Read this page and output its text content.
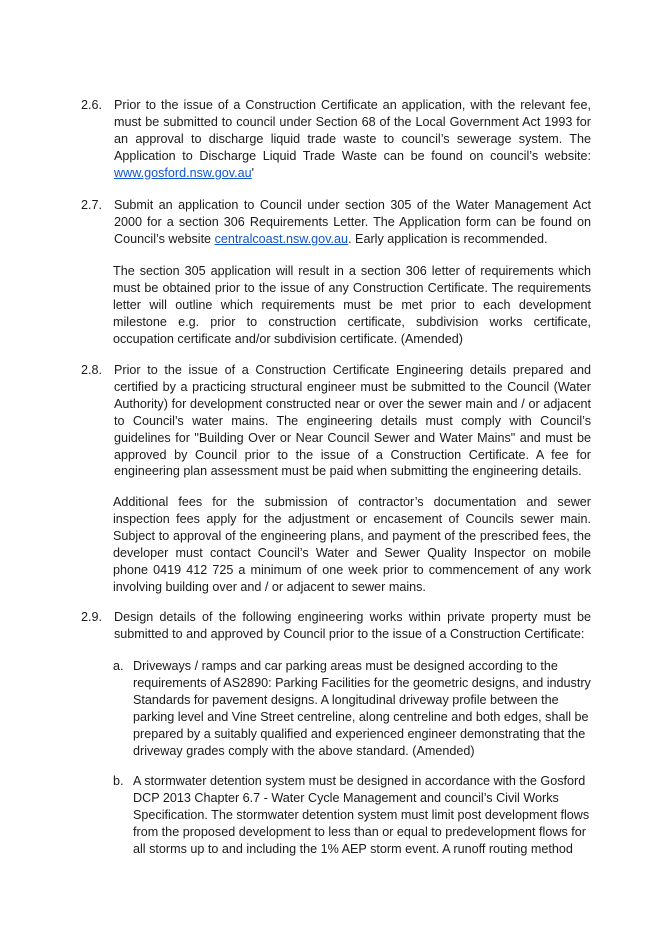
2.6. Prior to the issue of a Construction Certificate an application, with the relevant fee, must be submitted to council under Section 68 of the Local Government Act 1993 for an approval to discharge liquid trade waste to council’s sewerage system. The Application to Discharge Liquid Trade Waste can be found on council’s website: www.gosford.nsw.gov.au'
2.7. Submit an application to Council under section 305 of the Water Management Act 2000 for a section 306 Requirements Letter. The Application form can be found on Council’s website centralcoast.nsw.gov.au. Early application is recommended.
The section 305 application will result in a section 306 letter of requirements which must be obtained prior to the issue of any Construction Certificate. The requirements letter will outline which requirements must be met prior to each development milestone e.g. prior to construction certificate, subdivision works certificate, occupation certificate and/or subdivision certificate. (Amended)
2.8. Prior to the issue of a Construction Certificate Engineering details prepared and certified by a practicing structural engineer must be submitted to the Council (Water Authority) for development constructed near or over the sewer main and / or adjacent to Council’s water mains. The engineering details must comply with Council’s guidelines for "Building Over or Near Council Sewer and Water Mains" and must be approved by Council prior to the issue of a Construction Certificate. A fee for engineering plan assessment must be paid when submitting the engineering details.
Additional fees for the submission of contractor’s documentation and sewer inspection fees apply for the adjustment or encasement of Councils sewer main. Subject to approval of the engineering plans, and payment of the prescribed fees, the developer must contact Council’s Water and Sewer Quality Inspector on mobile phone 0419 412 725 a minimum of one week prior to commencement of any work involving building over and / or adjacent to sewer mains.
2.9. Design details of the following engineering works within private property must be submitted to and approved by Council prior to the issue of a Construction Certificate:
a. Driveways / ramps and car parking areas must be designed according to the requirements of AS2890: Parking Facilities for the geometric designs, and industry Standards for pavement designs. A longitudinal driveway profile between the parking level and Vine Street centreline, along centreline and both edges, shall be prepared by a suitably qualified and experienced engineer demonstrating that the driveway grades comply with the above standard. (Amended)
b. A stormwater detention system must be designed in accordance with the Gosford DCP 2013 Chapter 6.7 - Water Cycle Management and council’s Civil Works Specification. The stormwater detention system must limit post development flows from the proposed development to less than or equal to predevelopment flows for all storms up to and including the 1% AEP storm event. A runoff routing method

-.-.-

▸ **Aim of the task**
Restate the records word for word, omitting images.

▸ **The reply**
Read this page and output its text content.
2.6. Prior to the issue of a Construction Certificate an application, with the relevant fee, must be submitted to council under Section 68 of the Local Government Act 1993 for an approval to discharge liquid trade waste to council’s sewerage system. The Application to Discharge Liquid Trade Waste can be found on council’s website: www.gosford.nsw.gov.au'
2.7. Submit an application to Council under section 305 of the Water Management Act 2000 for a section 306 Requirements Letter. The Application form can be found on Council’s website centralcoast.nsw.gov.au. Early application is recommended.
The section 305 application will result in a section 306 letter of requirements which must be obtained prior to the issue of any Construction Certificate. The requirements letter will outline which requirements must be met prior to each development milestone e.g. prior to construction certificate, subdivision works certificate, occupation certificate and/or subdivision certificate. (Amended)
2.8. Prior to the issue of a Construction Certificate Engineering details prepared and certified by a practicing structural engineer must be submitted to the Council (Water Authority) for development constructed near or over the sewer main and / or adjacent to Council’s water mains. The engineering details must comply with Council’s guidelines for "Building Over or Near Council Sewer and Water Mains" and must be approved by Council prior to the issue of a Construction Certificate. A fee for engineering plan assessment must be paid when submitting the engineering details.
Additional fees for the submission of contractor’s documentation and sewer inspection fees apply for the adjustment or encasement of Councils sewer main. Subject to approval of the engineering plans, and payment of the prescribed fees, the developer must contact Council’s Water and Sewer Quality Inspector on mobile phone 0419 412 725 a minimum of one week prior to commencement of any work involving building over and / or adjacent to sewer mains.
2.9. Design details of the following engineering works within private property must be submitted to and approved by Council prior to the issue of a Construction Certificate:
a. Driveways / ramps and car parking areas must be designed according to the requirements of AS2890: Parking Facilities for the geometric designs, and industry Standards for pavement designs. A longitudinal driveway profile between the parking level and Vine Street centreline, along centreline and both edges, shall be prepared by a suitably qualified and experienced engineer demonstrating that the driveway grades comply with the above standard. (Amended)
b. A stormwater detention system must be designed in accordance with the Gosford DCP 2013 Chapter 6.7 - Water Cycle Management and council’s Civil Works Specification. The stormwater detention system must limit post development flows from the proposed development to less than or equal to predevelopment flows for all storms up to and including the 1% AEP storm event. A runoff routing method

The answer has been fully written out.